Challenge:
Your task is to write out the complete listing exactly as it is shown.

[Collection entries]
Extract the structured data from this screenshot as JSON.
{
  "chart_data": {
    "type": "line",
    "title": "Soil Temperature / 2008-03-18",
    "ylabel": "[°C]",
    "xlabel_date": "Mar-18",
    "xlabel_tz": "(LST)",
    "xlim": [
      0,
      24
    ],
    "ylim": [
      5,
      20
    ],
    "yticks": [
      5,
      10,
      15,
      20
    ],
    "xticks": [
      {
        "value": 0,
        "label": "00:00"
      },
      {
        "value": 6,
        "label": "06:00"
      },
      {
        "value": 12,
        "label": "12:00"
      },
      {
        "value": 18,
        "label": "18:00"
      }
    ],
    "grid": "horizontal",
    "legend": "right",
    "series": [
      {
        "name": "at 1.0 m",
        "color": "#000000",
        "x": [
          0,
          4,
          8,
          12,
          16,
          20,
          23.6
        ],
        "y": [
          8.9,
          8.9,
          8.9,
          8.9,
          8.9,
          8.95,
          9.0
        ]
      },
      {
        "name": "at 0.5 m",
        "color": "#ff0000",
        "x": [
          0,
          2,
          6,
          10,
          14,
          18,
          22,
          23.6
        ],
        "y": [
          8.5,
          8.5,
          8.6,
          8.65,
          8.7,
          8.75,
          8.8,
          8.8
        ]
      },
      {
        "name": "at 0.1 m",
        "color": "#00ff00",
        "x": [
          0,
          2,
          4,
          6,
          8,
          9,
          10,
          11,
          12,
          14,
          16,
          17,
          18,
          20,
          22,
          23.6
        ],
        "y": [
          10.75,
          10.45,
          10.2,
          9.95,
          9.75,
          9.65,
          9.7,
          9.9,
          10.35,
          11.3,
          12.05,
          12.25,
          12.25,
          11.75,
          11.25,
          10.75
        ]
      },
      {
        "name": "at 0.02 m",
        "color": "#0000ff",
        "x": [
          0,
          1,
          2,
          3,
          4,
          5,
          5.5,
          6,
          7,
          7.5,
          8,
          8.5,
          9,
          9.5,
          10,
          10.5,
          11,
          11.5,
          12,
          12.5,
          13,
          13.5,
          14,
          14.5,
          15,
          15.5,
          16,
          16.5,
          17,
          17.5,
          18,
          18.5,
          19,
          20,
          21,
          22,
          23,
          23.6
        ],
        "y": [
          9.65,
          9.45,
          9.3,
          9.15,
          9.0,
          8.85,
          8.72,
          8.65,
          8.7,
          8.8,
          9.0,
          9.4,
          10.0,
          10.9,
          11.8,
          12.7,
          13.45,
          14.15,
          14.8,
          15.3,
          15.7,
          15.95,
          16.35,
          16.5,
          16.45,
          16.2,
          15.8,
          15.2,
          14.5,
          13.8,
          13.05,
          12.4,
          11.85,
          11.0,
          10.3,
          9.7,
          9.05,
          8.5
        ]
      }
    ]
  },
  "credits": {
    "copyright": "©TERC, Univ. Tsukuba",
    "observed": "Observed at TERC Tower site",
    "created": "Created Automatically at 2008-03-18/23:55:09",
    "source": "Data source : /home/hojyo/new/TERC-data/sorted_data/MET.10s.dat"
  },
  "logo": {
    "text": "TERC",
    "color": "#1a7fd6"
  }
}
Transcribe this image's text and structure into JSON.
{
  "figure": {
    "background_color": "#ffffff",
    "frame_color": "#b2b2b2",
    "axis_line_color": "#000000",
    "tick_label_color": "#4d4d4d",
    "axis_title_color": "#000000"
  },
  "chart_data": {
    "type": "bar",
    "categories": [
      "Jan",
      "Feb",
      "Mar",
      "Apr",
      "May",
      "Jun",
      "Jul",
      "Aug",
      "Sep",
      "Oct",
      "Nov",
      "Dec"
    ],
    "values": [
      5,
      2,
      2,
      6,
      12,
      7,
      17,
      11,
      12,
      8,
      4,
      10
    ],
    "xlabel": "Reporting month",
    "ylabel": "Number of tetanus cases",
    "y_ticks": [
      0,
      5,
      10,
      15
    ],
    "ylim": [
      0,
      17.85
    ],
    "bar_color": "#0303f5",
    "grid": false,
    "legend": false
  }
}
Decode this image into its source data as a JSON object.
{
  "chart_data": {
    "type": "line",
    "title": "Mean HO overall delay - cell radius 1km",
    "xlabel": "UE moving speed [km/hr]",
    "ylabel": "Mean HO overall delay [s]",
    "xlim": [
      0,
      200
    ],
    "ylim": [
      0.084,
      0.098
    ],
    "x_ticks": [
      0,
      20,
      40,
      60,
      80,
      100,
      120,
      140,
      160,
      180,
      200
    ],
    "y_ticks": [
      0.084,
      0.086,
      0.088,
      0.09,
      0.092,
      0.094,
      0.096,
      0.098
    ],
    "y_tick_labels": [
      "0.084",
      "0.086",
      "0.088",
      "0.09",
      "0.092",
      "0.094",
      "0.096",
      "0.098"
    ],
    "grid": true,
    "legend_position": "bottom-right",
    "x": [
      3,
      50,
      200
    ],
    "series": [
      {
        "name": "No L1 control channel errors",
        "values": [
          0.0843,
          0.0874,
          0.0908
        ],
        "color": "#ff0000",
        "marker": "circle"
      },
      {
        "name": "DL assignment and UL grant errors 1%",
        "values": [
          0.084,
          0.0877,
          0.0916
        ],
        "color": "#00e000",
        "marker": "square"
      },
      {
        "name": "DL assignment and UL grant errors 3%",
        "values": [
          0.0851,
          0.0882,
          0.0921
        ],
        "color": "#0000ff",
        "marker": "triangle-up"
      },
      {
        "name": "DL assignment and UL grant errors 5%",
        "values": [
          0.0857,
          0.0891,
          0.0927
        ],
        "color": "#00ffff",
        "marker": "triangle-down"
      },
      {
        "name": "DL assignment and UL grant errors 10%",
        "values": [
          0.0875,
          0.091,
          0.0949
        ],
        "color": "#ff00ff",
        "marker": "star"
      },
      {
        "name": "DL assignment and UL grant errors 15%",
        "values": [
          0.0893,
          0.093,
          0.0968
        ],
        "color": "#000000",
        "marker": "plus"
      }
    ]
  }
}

Correct answer:
Extract the structured data from this screenshot as JSON.
{
  "chart_data": {
    "type": "line",
    "title": "Soil Temperature / 2008-03-18",
    "ylabel": "[°C]",
    "xlabel_date": "Mar-18",
    "xlabel_tz": "(LST)",
    "xlim": [
      0,
      24
    ],
    "ylim": [
      5,
      20
    ],
    "yticks": [
      5,
      10,
      15,
      20
    ],
    "xticks": [
      {
        "value": 0,
        "label": "00:00"
      },
      {
        "value": 6,
        "label": "06:00"
      },
      {
        "value": 12,
        "label": "12:00"
      },
      {
        "value": 18,
        "label": "18:00"
      }
    ],
    "grid": "horizontal",
    "legend": "right",
    "series": [
      {
        "name": "at 1.0 m",
        "color": "#000000",
        "x": [
          0,
          4,
          8,
          12,
          16,
          20,
          23.6
        ],
        "y": [
          8.9,
          8.9,
          8.9,
          8.9,
          8.9,
          8.95,
          9.0
        ]
      },
      {
        "name": "at 0.5 m",
        "color": "#ff0000",
        "x": [
          0,
          2,
          6,
          10,
          14,
          18,
          22,
          23.6
        ],
        "y": [
          8.5,
          8.5,
          8.6,
          8.65,
          8.7,
          8.75,
          8.8,
          8.8
        ]
      },
      {
        "name": "at 0.1 m",
        "color": "#00ff00",
        "x": [
          0,
          2,
          4,
          6,
          8,
          9,
          10,
          11,
          12,
          14,
          16,
          17,
          18,
          20,
          22,
          23.6
        ],
        "y": [
          10.75,
          10.45,
          10.2,
          9.95,
          9.75,
          9.65,
          9.7,
          9.9,
          10.35,
          11.3,
          12.05,
          12.25,
          12.25,
          11.75,
          11.25,
          10.75
        ]
      },
      {
        "name": "at 0.02 m",
        "color": "#0000ff",
        "x": [
          0,
          1,
          2,
          3,
          4,
          5,
          5.5,
          6,
          7,
          7.5,
          8,
          8.5,
          9,
          9.5,
          10,
          10.5,
          11,
          11.5,
          12,
          12.5,
          13,
          13.5,
          14,
          14.5,
          15,
          15.5,
          16,
          16.5,
          17,
          17.5,
          18,
          18.5,
          19,
          20,
          21,
          22,
          23,
          23.6
        ],
        "y": [
          9.65,
          9.45,
          9.3,
          9.15,
          9.0,
          8.85,
          8.72,
          8.65,
          8.7,
          8.8,
          9.0,
          9.4,
          10.0,
          10.9,
          11.8,
          12.7,
          13.45,
          14.15,
          14.8,
          15.3,
          15.7,
          15.95,
          16.35,
          16.5,
          16.45,
          16.2,
          15.8,
          15.2,
          14.5,
          13.8,
          13.05,
          12.4,
          11.85,
          11.0,
          10.3,
          9.7,
          9.05,
          8.5
        ]
      }
    ]
  },
  "credits": {
    "copyright": "©TERC, Univ. Tsukuba",
    "observed": "Observed at TERC Tower site",
    "created": "Created Automatically at 2008-03-18/23:55:09",
    "source": "Data source : /home/hojyo/new/TERC-data/sorted_data/MET.10s.dat"
  },
  "logo": {
    "text": "TERC",
    "color": "#1a7fd6"
  }
}
Transcribe this image's text and structure into JSON.
{
  "figure": {
    "background_color": "#ffffff",
    "frame_color": "#b2b2b2",
    "axis_line_color": "#000000",
    "tick_label_color": "#4d4d4d",
    "axis_title_color": "#000000"
  },
  "chart_data": {
    "type": "bar",
    "categories": [
      "Jan",
      "Feb",
      "Mar",
      "Apr",
      "May",
      "Jun",
      "Jul",
      "Aug",
      "Sep",
      "Oct",
      "Nov",
      "Dec"
    ],
    "values": [
      5,
      2,
      2,
      6,
      12,
      7,
      17,
      11,
      12,
      8,
      4,
      10
    ],
    "xlabel": "Reporting month",
    "ylabel": "Number of tetanus cases",
    "y_ticks": [
      0,
      5,
      10,
      15
    ],
    "ylim": [
      0,
      17.85
    ],
    "bar_color": "#0303f5",
    "grid": false,
    "legend": false
  }
}
Decode this image into its source data as a JSON object.
{
  "chart_data": {
    "type": "line",
    "title": "Mean HO overall delay - cell radius 1km",
    "xlabel": "UE moving speed [km/hr]",
    "ylabel": "Mean HO overall delay [s]",
    "xlim": [
      0,
      200
    ],
    "ylim": [
      0.084,
      0.098
    ],
    "x_ticks": [
      0,
      20,
      40,
      60,
      80,
      100,
      120,
      140,
      160,
      180,
      200
    ],
    "y_ticks": [
      0.084,
      0.086,
      0.088,
      0.09,
      0.092,
      0.094,
      0.096,
      0.098
    ],
    "y_tick_labels": [
      "0.084",
      "0.086",
      "0.088",
      "0.09",
      "0.092",
      "0.094",
      "0.096",
      "0.098"
    ],
    "grid": true,
    "legend_position": "bottom-right",
    "x": [
      3,
      50,
      200
    ],
    "series": [
      {
        "name": "No L1 control channel errors",
        "values": [
          0.0843,
          0.0874,
          0.0908
        ],
        "color": "#ff0000",
        "marker": "circle"
      },
      {
        "name": "DL assignment and UL grant errors 1%",
        "values": [
          0.084,
          0.0877,
          0.0916
        ],
        "color": "#00e000",
        "marker": "square"
      },
      {
        "name": "DL assignment and UL grant errors 3%",
        "values": [
          0.0851,
          0.0882,
          0.0921
        ],
        "color": "#0000ff",
        "marker": "triangle-up"
      },
      {
        "name": "DL assignment and UL grant errors 5%",
        "values": [
          0.0857,
          0.0891,
          0.0927
        ],
        "color": "#00ffff",
        "marker": "triangle-down"
      },
      {
        "name": "DL assignment and UL grant errors 10%",
        "values": [
          0.0875,
          0.091,
          0.0949
        ],
        "color": "#ff00ff",
        "marker": "star"
      },
      {
        "name": "DL assignment and UL grant errors 15%",
        "values": [
          0.0893,
          0.093,
          0.0968
        ],
        "color": "#000000",
        "marker": "plus"
      }
    ]
  }
}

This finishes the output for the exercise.